▸ Extracted records:
———
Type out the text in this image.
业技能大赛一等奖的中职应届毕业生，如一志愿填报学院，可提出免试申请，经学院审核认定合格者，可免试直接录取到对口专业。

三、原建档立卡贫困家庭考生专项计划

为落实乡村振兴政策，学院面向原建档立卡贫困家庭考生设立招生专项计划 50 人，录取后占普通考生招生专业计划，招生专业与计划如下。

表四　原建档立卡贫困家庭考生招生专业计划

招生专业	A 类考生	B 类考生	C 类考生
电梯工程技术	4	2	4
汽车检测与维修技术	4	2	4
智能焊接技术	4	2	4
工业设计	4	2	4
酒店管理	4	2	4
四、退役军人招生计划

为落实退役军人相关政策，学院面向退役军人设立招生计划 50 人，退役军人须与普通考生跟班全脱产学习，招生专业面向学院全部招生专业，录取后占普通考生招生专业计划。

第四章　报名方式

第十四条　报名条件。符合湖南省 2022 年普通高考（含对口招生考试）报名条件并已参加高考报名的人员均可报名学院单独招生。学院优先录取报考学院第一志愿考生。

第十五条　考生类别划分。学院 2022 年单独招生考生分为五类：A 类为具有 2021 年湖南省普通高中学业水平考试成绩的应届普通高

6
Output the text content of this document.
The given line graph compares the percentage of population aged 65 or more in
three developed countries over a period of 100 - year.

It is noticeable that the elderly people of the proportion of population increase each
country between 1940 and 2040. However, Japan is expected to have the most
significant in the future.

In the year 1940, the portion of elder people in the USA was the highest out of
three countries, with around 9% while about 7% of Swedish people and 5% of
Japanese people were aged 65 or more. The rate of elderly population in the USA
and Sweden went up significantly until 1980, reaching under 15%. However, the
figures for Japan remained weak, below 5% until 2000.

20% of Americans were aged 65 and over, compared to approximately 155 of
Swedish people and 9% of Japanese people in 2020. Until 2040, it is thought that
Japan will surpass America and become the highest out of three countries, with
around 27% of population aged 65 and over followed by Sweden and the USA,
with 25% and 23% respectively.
———
▸ WHAT YOU NEED TO DO: Count the lines above that contain the word "Swedish". Give only the number.

▸ RESULT OF THE EXERCISE: 2